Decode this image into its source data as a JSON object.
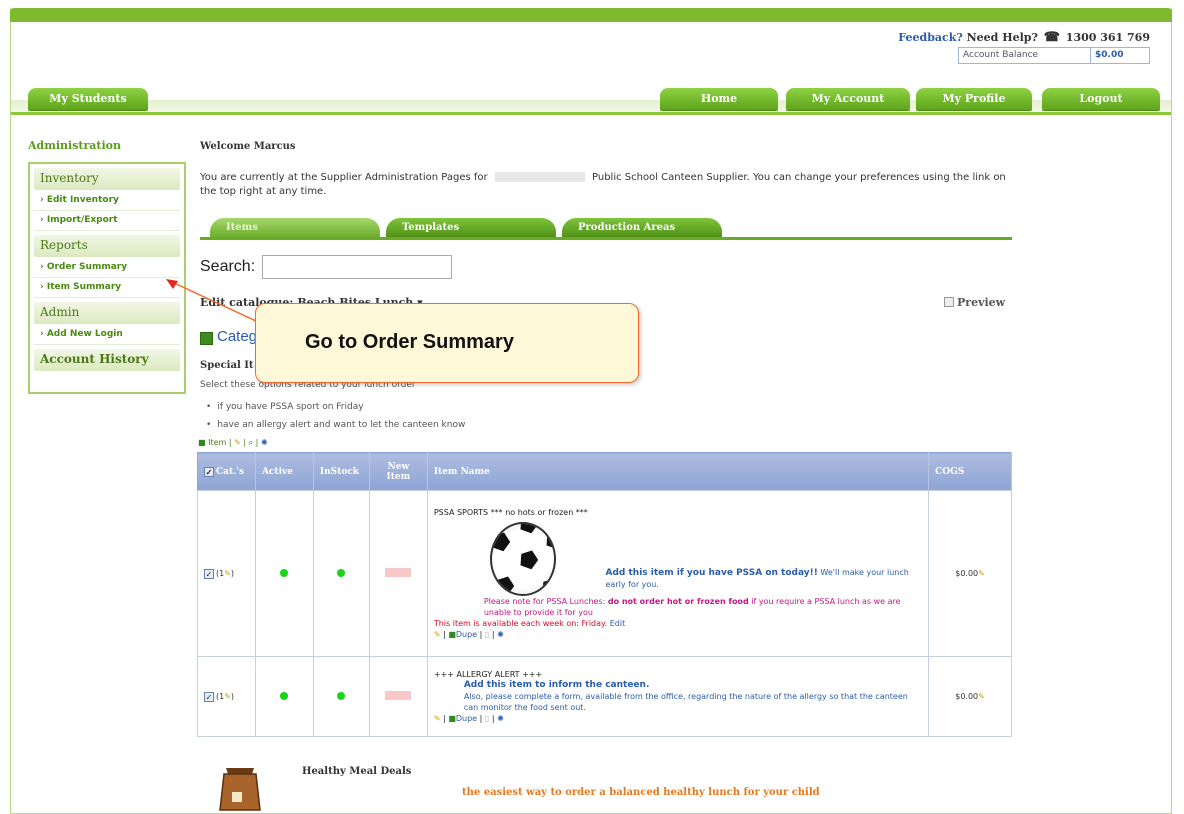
{
  "header": {
    "feedback": "Feedback?",
    "help": "Need Help?",
    "phone": "1300 361 769",
    "balance_label": "Account Balance",
    "balance_value": "$0.00"
  },
  "nav": {
    "my_students": "My Students",
    "home": "Home",
    "my_account": "My Account",
    "my_profile": "My Profile",
    "logout": "Logout"
  },
  "sidebar": {
    "title": "Administration",
    "sections": [
      {
        "label": "Inventory",
        "links": [
          "› Edit Inventory",
          "› Import/Export"
        ]
      },
      {
        "label": "Reports",
        "links": [
          "› Order Summary",
          "› Item Summary"
        ]
      },
      {
        "label": "Admin",
        "links": [
          "› Add New Login"
        ]
      },
      {
        "label": "Account History",
        "links": []
      }
    ]
  },
  "main": {
    "welcome": "Welcome Marcus",
    "intro_a": "You are currently at the Supplier Administration Pages for",
    "intro_b": "Public School Canteen Supplier. You can change your preferences using the link on the top right at any time.",
    "tabs": [
      "Items",
      "Templates",
      "Production Areas"
    ],
    "search_label": "Search:",
    "edit_catalogue": "Edit catalogue:",
    "catalogue_value": "Beach Bites Lunch",
    "preview": "Preview",
    "category_title": "Categ",
    "special_heading": "Special It",
    "select_text": "Select these options related to your lunch order",
    "bullets": [
      "if you have PSSA sport on Friday",
      "have an allergy alert and want to let the canteen know"
    ],
    "mini_toolbar": "Item |",
    "table": {
      "headers": [
        "Cat.'s",
        "Active",
        "InStock",
        "New Item",
        "Item Name",
        "COGS"
      ],
      "rows": [
        {
          "cat": "(1",
          "title": "PSSA SPORTS *** no hots or frozen ***",
          "add": "Add this item if you have PSSA on today!!",
          "early": "We'll make your lunch early for you.",
          "note_a": "Please note for PSSA Lunches:",
          "note_b": "do not order hot or frozen food",
          "note_c": "if you require a PSSA lunch as we are unable to provide it for you",
          "avail": "This item is available each week on: Friday.",
          "edit": "Edit",
          "dupe": "Dupe",
          "cogs": "$0.00"
        },
        {
          "cat": "(1",
          "title": "+++ ALLERGY ALERT +++",
          "add": "Add this item to inform the canteen.",
          "desc": "Also, please complete a form, available from the office, regarding the nature of the allergy so that the canteen can monitor the food sent out.",
          "dupe": "Dupe",
          "cogs": "$0.00"
        }
      ]
    },
    "meal_title": "Healthy Meal Deals",
    "meal_sub": "the easiest way to order a balanced healthy lunch for your child"
  },
  "tooltip": "Go to Order Summary",
  "colors": {
    "accent_green": "#7dba2e",
    "link_blue": "#2a5caa",
    "tooltip_border": "#f26b2d"
  }
}
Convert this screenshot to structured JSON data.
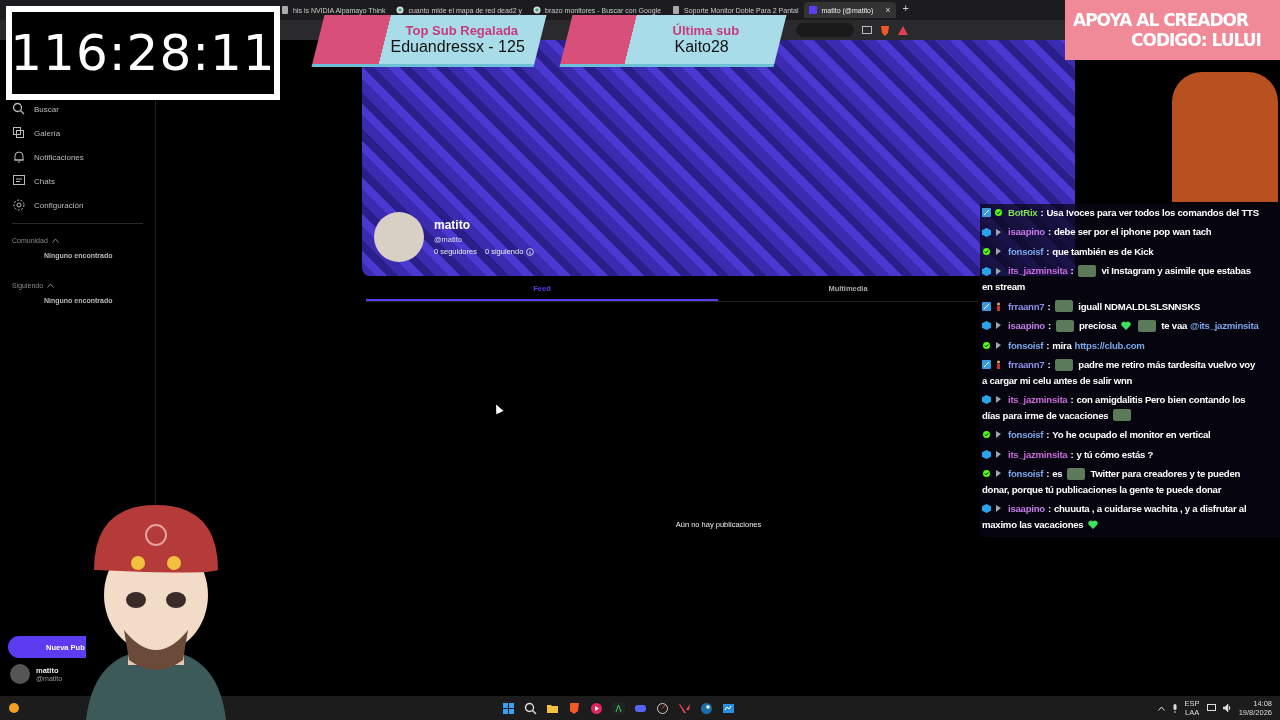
{
  "browser": {
    "tabs": [
      {
        "title": "his is NVIDIA Alpamayo Think",
        "selected": false
      },
      {
        "title": "cuanto mide el mapa de red dead2 y",
        "selected": false
      },
      {
        "title": "brazo monitores - Buscar con Google",
        "selected": false
      },
      {
        "title": "Soporte Monitor Doble Para 2 Pantal",
        "selected": false
      },
      {
        "title": "matito (@matito)",
        "selected": true
      }
    ],
    "new_tab": "+",
    "close_tab": "×"
  },
  "sidebar": {
    "items": [
      {
        "label": "Buscar",
        "selected": false
      },
      {
        "label": "Galería",
        "selected": false
      },
      {
        "label": "Notificaciones",
        "selected": false
      },
      {
        "label": "Chats",
        "selected": false
      },
      {
        "label": "Configuración",
        "selected": false
      }
    ],
    "sections": [
      {
        "title": "Comunidad",
        "expanded": true,
        "empty": "Ninguno encontrado"
      },
      {
        "title": "Siguiendo",
        "expanded": true,
        "empty": "Ninguno encontrado"
      }
    ],
    "new_post_button": "Nueva Pub",
    "account": {
      "name": "matito",
      "handle": "@matito"
    }
  },
  "profile": {
    "name": "matito",
    "handle": "@matito",
    "followers": "0 seguidores",
    "following": "0 siguiendo",
    "tabs": [
      {
        "label": "Feed",
        "selected": true
      },
      {
        "label": "Multimedia",
        "selected": false
      }
    ],
    "empty_message": "Aún no hay publicaciones"
  },
  "overlay": {
    "timer": "116:28:11",
    "banners": [
      {
        "title": "Top Sub Regalada",
        "value": "Eduandressx - 125"
      },
      {
        "title": "Última sub",
        "value": "Kaito28"
      }
    ],
    "promo": {
      "line_1": "APOYA AL CREADOR",
      "line_2": "CODIGO: LULUI"
    }
  },
  "chat": {
    "messages": [
      {
        "user": "BotRix",
        "color": "#7ee05a",
        "separator": ":",
        "badges": [
          {
            "kind": "bot"
          },
          {
            "kind": "verified"
          }
        ],
        "lines": [
          [
            {
              "kind": "text",
              "text": "Usa !voces para ver todos los comandos del TTS"
            }
          ]
        ]
      },
      {
        "user": "isaapino",
        "color": "#c67be8",
        "separator": ":",
        "badges": [
          {
            "kind": "cube"
          },
          {
            "kind": "pin"
          }
        ],
        "lines": [
          [
            {
              "kind": "text",
              "text": "debe ser por el iphone pop wan tach"
            }
          ]
        ]
      },
      {
        "user": "fonsoisf",
        "color": "#7aa6e8",
        "separator": ":",
        "badges": [
          {
            "kind": "verified"
          },
          {
            "kind": "pin"
          }
        ],
        "lines": [
          [
            {
              "kind": "text",
              "text": "que también es de Kick"
            }
          ]
        ]
      },
      {
        "user": "its_jazminsita",
        "color": "#c76ad8",
        "separator": ":",
        "badges": [
          {
            "kind": "cube"
          },
          {
            "kind": "pin"
          }
        ],
        "lines": [
          [
            {
              "kind": "emote"
            },
            {
              "kind": "text",
              "text": "vi Instagram y asimile que estabas"
            }
          ],
          [
            {
              "kind": "text",
              "text": "en stream"
            }
          ]
        ]
      },
      {
        "user": "frraann7",
        "color": "#8f8fe8",
        "separator": ":",
        "badges": [
          {
            "kind": "bot"
          },
          {
            "kind": "figure"
          }
        ],
        "lines": [
          [
            {
              "kind": "emote"
            },
            {
              "kind": "text",
              "text": "iguall NDMALDLSLSNNSKS"
            }
          ]
        ]
      },
      {
        "user": "isaapino",
        "color": "#c67be8",
        "separator": ":",
        "badges": [
          {
            "kind": "cube"
          },
          {
            "kind": "pin"
          }
        ],
        "lines": [
          [
            {
              "kind": "emote"
            },
            {
              "kind": "text",
              "text": "preciosa"
            },
            {
              "kind": "heart"
            },
            {
              "kind": "emote"
            },
            {
              "kind": "text",
              "text": "te vaa"
            },
            {
              "kind": "mention",
              "text": "@its_jazminsita"
            }
          ]
        ]
      },
      {
        "user": "fonsoisf",
        "color": "#7aa6e8",
        "separator": ":",
        "badges": [
          {
            "kind": "verified"
          },
          {
            "kind": "pin"
          }
        ],
        "lines": [
          [
            {
              "kind": "text",
              "text": "mira"
            },
            {
              "kind": "link",
              "text": "https://club.com"
            }
          ]
        ]
      },
      {
        "user": "frraann7",
        "color": "#8f8fe8",
        "separator": ":",
        "badges": [
          {
            "kind": "bot"
          },
          {
            "kind": "figure"
          }
        ],
        "lines": [
          [
            {
              "kind": "emote"
            },
            {
              "kind": "text",
              "text": "padre me retiro más tardesita vuelvo voy"
            }
          ],
          [
            {
              "kind": "text",
              "text": "a cargar mi celu antes de salir wnn"
            }
          ]
        ]
      },
      {
        "user": "its_jazminsita",
        "color": "#c76ad8",
        "separator": ":",
        "badges": [
          {
            "kind": "cube"
          },
          {
            "kind": "pin"
          }
        ],
        "lines": [
          [
            {
              "kind": "text",
              "text": "con amigdalitis Pero bien contando los"
            }
          ],
          [
            {
              "kind": "text",
              "text": "días para irme de vacaciones"
            },
            {
              "kind": "emote"
            }
          ]
        ]
      },
      {
        "user": "fonsoisf",
        "color": "#7aa6e8",
        "separator": ":",
        "badges": [
          {
            "kind": "verified"
          },
          {
            "kind": "pin"
          }
        ],
        "lines": [
          [
            {
              "kind": "text",
              "text": "Yo he ocupado el monitor en vertical"
            }
          ]
        ]
      },
      {
        "user": "its_jazminsita",
        "color": "#c76ad8",
        "separator": ":",
        "badges": [
          {
            "kind": "cube"
          },
          {
            "kind": "pin"
          }
        ],
        "lines": [
          [
            {
              "kind": "text",
              "text": "y tú cómo estás ?"
            }
          ]
        ]
      },
      {
        "user": "fonsoisf",
        "color": "#7aa6e8",
        "separator": ":",
        "badges": [
          {
            "kind": "verified"
          },
          {
            "kind": "pin"
          }
        ],
        "lines": [
          [
            {
              "kind": "text",
              "text": "es"
            },
            {
              "kind": "emote"
            },
            {
              "kind": "text",
              "text": "Twitter para creadores y te pueden"
            }
          ],
          [
            {
              "kind": "text",
              "text": "donar, porque tú publicaciones la gente te puede donar"
            }
          ]
        ]
      },
      {
        "user": "isaapino",
        "color": "#c67be8",
        "separator": ":",
        "badges": [
          {
            "kind": "cube"
          },
          {
            "kind": "pin"
          }
        ],
        "lines": [
          [
            {
              "kind": "text",
              "text": "chuuuta , a cuidarse wachita , y a disfrutar al"
            }
          ],
          [
            {
              "kind": "text",
              "text": "maximo las vacaciones"
            },
            {
              "kind": "heart"
            }
          ]
        ]
      }
    ]
  },
  "taskbar": {
    "language": "ESP",
    "layout": "LAA",
    "time": "14:08",
    "date": "19/8/2026"
  }
}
━━━
Your objective –
Locate and copy each line in the data above that includes the word "food".

Response for this exercise –
          "note_b": "do not order hot or frozen food",
          "desc": "Also, please complete a form, available from the office, regarding the nature of the allergy so that the canteen can monitor the food sent out.",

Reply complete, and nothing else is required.